AIM:
Keep only the lines of the listing that include the word "Content", and copy them.

(Data entries)
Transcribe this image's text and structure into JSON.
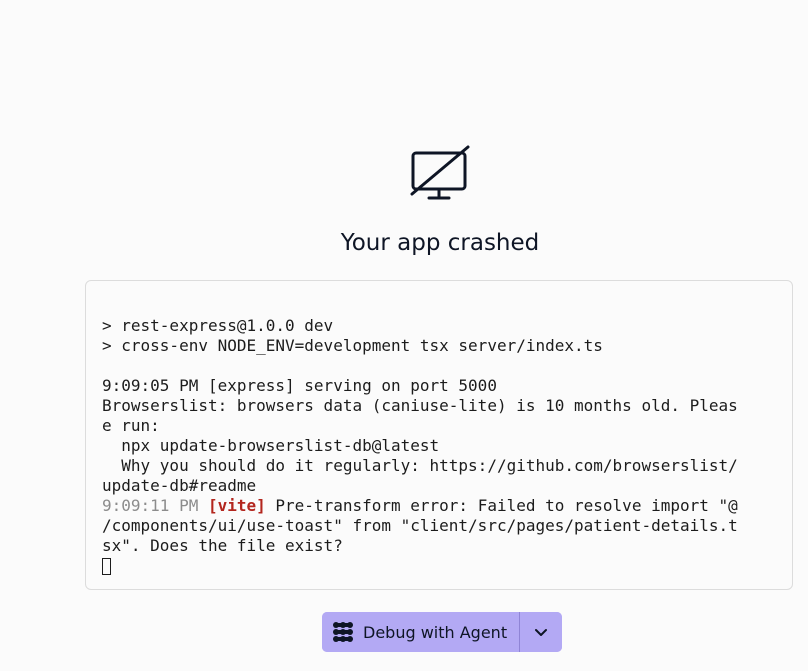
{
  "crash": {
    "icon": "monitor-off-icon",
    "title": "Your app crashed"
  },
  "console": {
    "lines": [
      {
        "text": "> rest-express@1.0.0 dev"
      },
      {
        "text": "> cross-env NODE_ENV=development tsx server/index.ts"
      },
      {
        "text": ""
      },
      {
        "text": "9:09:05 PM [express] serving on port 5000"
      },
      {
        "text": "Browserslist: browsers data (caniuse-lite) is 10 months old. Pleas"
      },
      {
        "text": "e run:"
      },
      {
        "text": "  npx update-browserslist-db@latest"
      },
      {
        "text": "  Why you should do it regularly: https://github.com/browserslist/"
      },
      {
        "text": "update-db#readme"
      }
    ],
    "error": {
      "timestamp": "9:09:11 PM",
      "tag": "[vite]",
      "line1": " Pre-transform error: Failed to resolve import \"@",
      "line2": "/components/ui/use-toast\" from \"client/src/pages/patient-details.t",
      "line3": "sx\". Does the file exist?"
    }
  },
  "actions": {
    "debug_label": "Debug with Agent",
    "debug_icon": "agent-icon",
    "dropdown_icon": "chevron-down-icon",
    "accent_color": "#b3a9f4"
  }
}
==
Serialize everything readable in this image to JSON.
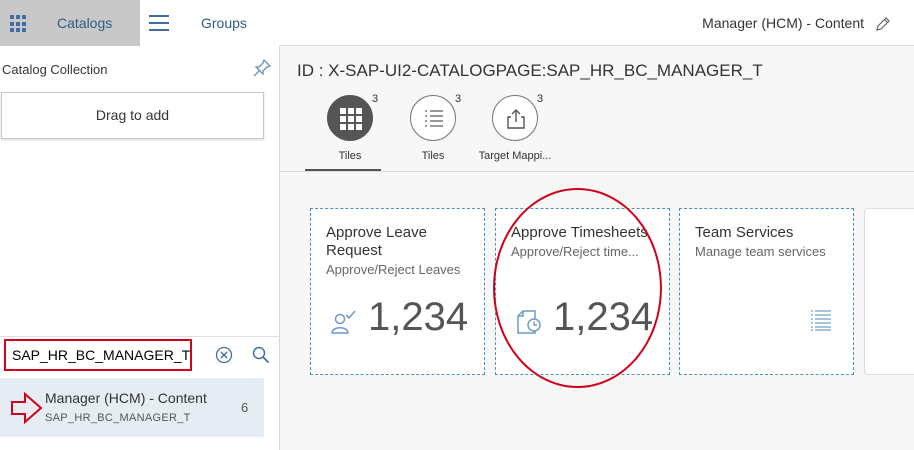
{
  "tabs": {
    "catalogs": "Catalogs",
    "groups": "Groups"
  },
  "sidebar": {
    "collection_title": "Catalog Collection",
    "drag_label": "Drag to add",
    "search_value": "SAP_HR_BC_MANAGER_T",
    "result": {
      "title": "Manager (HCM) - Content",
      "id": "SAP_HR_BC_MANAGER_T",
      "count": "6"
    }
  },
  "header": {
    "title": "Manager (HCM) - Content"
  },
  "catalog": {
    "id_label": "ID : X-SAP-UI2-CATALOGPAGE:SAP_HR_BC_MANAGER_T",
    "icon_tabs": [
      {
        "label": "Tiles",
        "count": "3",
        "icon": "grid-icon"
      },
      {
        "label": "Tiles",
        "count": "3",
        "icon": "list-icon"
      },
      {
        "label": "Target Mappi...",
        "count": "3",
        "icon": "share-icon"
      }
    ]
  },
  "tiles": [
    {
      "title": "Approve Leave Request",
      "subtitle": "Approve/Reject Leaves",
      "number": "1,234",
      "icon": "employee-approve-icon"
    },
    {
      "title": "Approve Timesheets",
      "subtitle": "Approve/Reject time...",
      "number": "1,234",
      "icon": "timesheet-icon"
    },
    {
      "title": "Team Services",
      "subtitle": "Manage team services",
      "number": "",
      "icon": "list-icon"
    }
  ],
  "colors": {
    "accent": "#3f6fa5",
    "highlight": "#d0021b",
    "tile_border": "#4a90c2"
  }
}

RESULT OF THIS EXERCISE:
      "title": "Manager (HCM) - Content",
    "title": "Manager (HCM) - Content"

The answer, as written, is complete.